- _PROBLEM TO WORK ON_:
Tell me how many lines hold "TradingView", please, using only the number.
>> Start
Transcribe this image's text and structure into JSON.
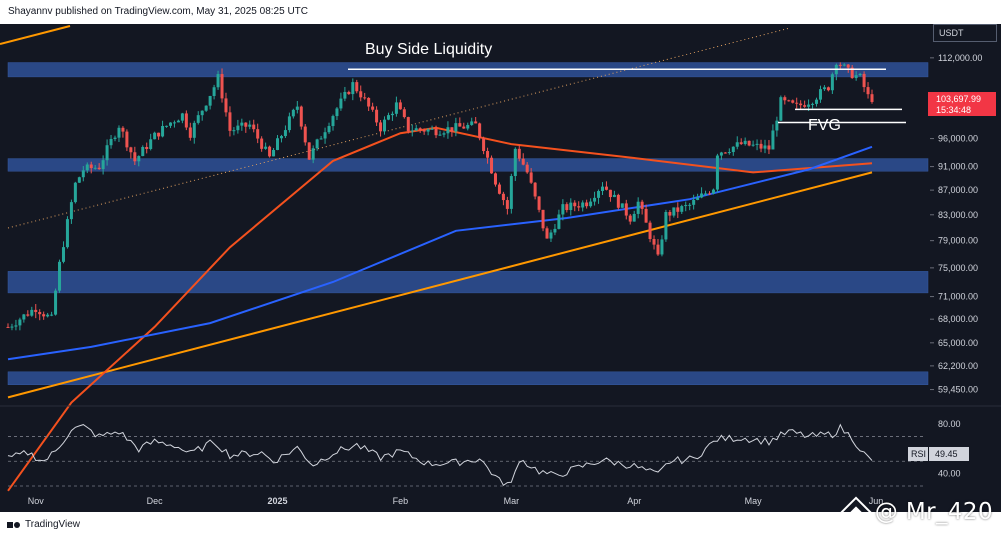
{
  "header": {
    "attribution": "Shayannv published on TradingView.com, May 31, 2025 08:25 UTC"
  },
  "footer": {
    "brand": "TradingView"
  },
  "watermark": {
    "handle": "@ Mr_420"
  },
  "currency": "USDT",
  "price_badge": {
    "price": "103,697.99",
    "countdown": "15:34:48"
  },
  "rsi_badge": {
    "label": "RSI",
    "value": "49.45"
  },
  "annotations": {
    "buy_side": "Buy Side Liquidity",
    "fvg": "FVG"
  },
  "colors": {
    "background": "#131722",
    "up": "#26a69a",
    "down": "#ef5350",
    "zone": "#2d4e91",
    "ma_red": "#f4511e",
    "ma_blue": "#2962ff",
    "trendline": "#ff9800",
    "rsi": "#d1d4dc",
    "price_badge": "#f23645"
  },
  "chart_data": [
    {
      "type": "candlestick",
      "title": "",
      "y_scale": "log",
      "price_ticks": [
        "112,000.00",
        "96,000.00",
        "91,000.00",
        "87,000.00",
        "83,000.00",
        "79,000.00",
        "75,000.00",
        "71,000.00",
        "68,000.00",
        "65,000.00",
        "62,200.00",
        "59,450.00"
      ],
      "price_tick_values": [
        112000,
        96000,
        91000,
        87000,
        83000,
        79000,
        75000,
        71000,
        68000,
        65000,
        62200,
        59450
      ],
      "time_ticks": [
        "Nov",
        "Dec",
        "2025",
        "Feb",
        "Mar",
        "Apr",
        "May",
        "Jun"
      ],
      "time_tick_dates": [
        "2024-11-01",
        "2024-12-01",
        "2025-01-01",
        "2025-02-01",
        "2025-03-01",
        "2025-04-01",
        "2025-05-01",
        "2025-06-01"
      ],
      "date_range": [
        "2024-10-25",
        "2025-05-31"
      ],
      "approx_daily_close": [
        [
          "2024-10-25",
          67000
        ],
        [
          "2024-11-01",
          69500
        ],
        [
          "2024-11-05",
          68000
        ],
        [
          "2024-11-07",
          75500
        ],
        [
          "2024-11-11",
          88000
        ],
        [
          "2024-11-13",
          90500
        ],
        [
          "2024-11-17",
          91000
        ],
        [
          "2024-11-22",
          98500
        ],
        [
          "2024-11-26",
          92000
        ],
        [
          "2024-12-01",
          96500
        ],
        [
          "2024-12-05",
          99000
        ],
        [
          "2024-12-08",
          100500
        ],
        [
          "2024-12-10",
          97000
        ],
        [
          "2024-12-16",
          106000
        ],
        [
          "2024-12-17",
          107800
        ],
        [
          "2024-12-20",
          97500
        ],
        [
          "2024-12-25",
          98500
        ],
        [
          "2024-12-30",
          92500
        ],
        [
          "2025-01-06",
          102200
        ],
        [
          "2025-01-09",
          92500
        ],
        [
          "2025-01-15",
          100500
        ],
        [
          "2025-01-20",
          106500
        ],
        [
          "2025-01-22",
          104500
        ],
        [
          "2025-01-27",
          98000
        ],
        [
          "2025-01-31",
          102400
        ],
        [
          "2025-02-03",
          97800
        ],
        [
          "2025-02-10",
          97500
        ],
        [
          "2025-02-20",
          98500
        ],
        [
          "2025-02-25",
          88500
        ],
        [
          "2025-02-28",
          84000
        ],
        [
          "2025-03-02",
          94200
        ],
        [
          "2025-03-05",
          90000
        ],
        [
          "2025-03-10",
          79000
        ],
        [
          "2025-03-14",
          84000
        ],
        [
          "2025-03-20",
          85000
        ],
        [
          "2025-03-24",
          88000
        ],
        [
          "2025-03-31",
          82500
        ],
        [
          "2025-04-02",
          85000
        ],
        [
          "2025-04-07",
          76300
        ],
        [
          "2025-04-09",
          83000
        ],
        [
          "2025-04-15",
          84500
        ],
        [
          "2025-04-21",
          87500
        ],
        [
          "2025-04-22",
          93500
        ],
        [
          "2025-04-28",
          95000
        ],
        [
          "2025-05-05",
          94200
        ],
        [
          "2025-05-08",
          103000
        ],
        [
          "2025-05-12",
          102000
        ],
        [
          "2025-05-16",
          103500
        ],
        [
          "2025-05-20",
          106000
        ],
        [
          "2025-05-22",
          111500
        ],
        [
          "2025-05-25",
          109000
        ],
        [
          "2025-05-28",
          107800
        ],
        [
          "2025-05-30",
          104000
        ],
        [
          "2025-05-31",
          103698
        ]
      ],
      "zones": [
        [
          108000,
          111000
        ],
        [
          90200,
          92400
        ],
        [
          71500,
          74500
        ],
        [
          60000,
          61500
        ]
      ],
      "buy_side_liquidity_level": 109600,
      "fvg_levels": [
        101500,
        99000
      ],
      "moving_average_200": [
        [
          "2024-10-25",
          49000
        ],
        [
          "2024-11-10",
          58000
        ],
        [
          "2024-12-01",
          67000
        ],
        [
          "2024-12-20",
          78000
        ],
        [
          "2025-01-15",
          92000
        ],
        [
          "2025-02-01",
          97000
        ],
        [
          "2025-02-10",
          98000
        ],
        [
          "2025-03-01",
          95000
        ],
        [
          "2025-04-01",
          92500
        ],
        [
          "2025-05-01",
          90000
        ],
        [
          "2025-05-31",
          91600
        ]
      ],
      "moving_average_blue": [
        [
          "2024-10-25",
          63000
        ],
        [
          "2024-11-15",
          64500
        ],
        [
          "2024-12-15",
          67500
        ],
        [
          "2025-01-15",
          73000
        ],
        [
          "2025-02-15",
          80500
        ],
        [
          "2025-03-15",
          82500
        ],
        [
          "2025-04-15",
          85500
        ],
        [
          "2025-05-15",
          90500
        ],
        [
          "2025-05-31",
          94500
        ]
      ],
      "trendline_points": [
        [
          "2024-10-25",
          59700
        ],
        [
          "2025-05-31",
          90000
        ]
      ]
    },
    {
      "type": "line",
      "title": "",
      "name": "RSI",
      "ylim": [
        30,
        85
      ],
      "ticks": [
        "80.00",
        "40.00"
      ],
      "tick_values": [
        80,
        40
      ],
      "levels": [
        70,
        50,
        30
      ],
      "last_value": 49.45,
      "approx_series": [
        [
          "2024-10-25",
          52
        ],
        [
          "2024-10-30",
          57
        ],
        [
          "2024-11-03",
          50
        ],
        [
          "2024-11-06",
          58
        ],
        [
          "2024-11-10",
          76
        ],
        [
          "2024-11-13",
          78
        ],
        [
          "2024-11-17",
          70
        ],
        [
          "2024-11-22",
          74
        ],
        [
          "2024-11-27",
          60
        ],
        [
          "2024-12-01",
          66
        ],
        [
          "2024-12-06",
          63
        ],
        [
          "2024-12-10",
          56
        ],
        [
          "2024-12-16",
          66
        ],
        [
          "2024-12-20",
          55
        ],
        [
          "2024-12-28",
          57
        ],
        [
          "2024-12-31",
          50
        ],
        [
          "2025-01-06",
          61
        ],
        [
          "2025-01-10",
          47
        ],
        [
          "2025-01-15",
          57
        ],
        [
          "2025-01-21",
          63
        ],
        [
          "2025-01-27",
          53
        ],
        [
          "2025-02-01",
          58
        ],
        [
          "2025-02-08",
          48
        ],
        [
          "2025-02-15",
          49
        ],
        [
          "2025-02-21",
          52
        ],
        [
          "2025-02-26",
          34
        ],
        [
          "2025-03-01",
          31
        ],
        [
          "2025-03-03",
          52
        ],
        [
          "2025-03-08",
          42
        ],
        [
          "2025-03-12",
          38
        ],
        [
          "2025-03-18",
          45
        ],
        [
          "2025-03-24",
          51
        ],
        [
          "2025-04-01",
          46
        ],
        [
          "2025-04-07",
          39
        ],
        [
          "2025-04-10",
          50
        ],
        [
          "2025-04-16",
          52
        ],
        [
          "2025-04-22",
          68
        ],
        [
          "2025-04-28",
          69
        ],
        [
          "2025-05-05",
          66
        ],
        [
          "2025-05-10",
          74
        ],
        [
          "2025-05-15",
          70
        ],
        [
          "2025-05-21",
          72
        ],
        [
          "2025-05-23",
          77
        ],
        [
          "2025-05-26",
          69
        ],
        [
          "2025-05-29",
          56
        ],
        [
          "2025-05-31",
          49.45
        ]
      ]
    }
  ]
}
>> End
- _EXERCISE ANSWER_:
2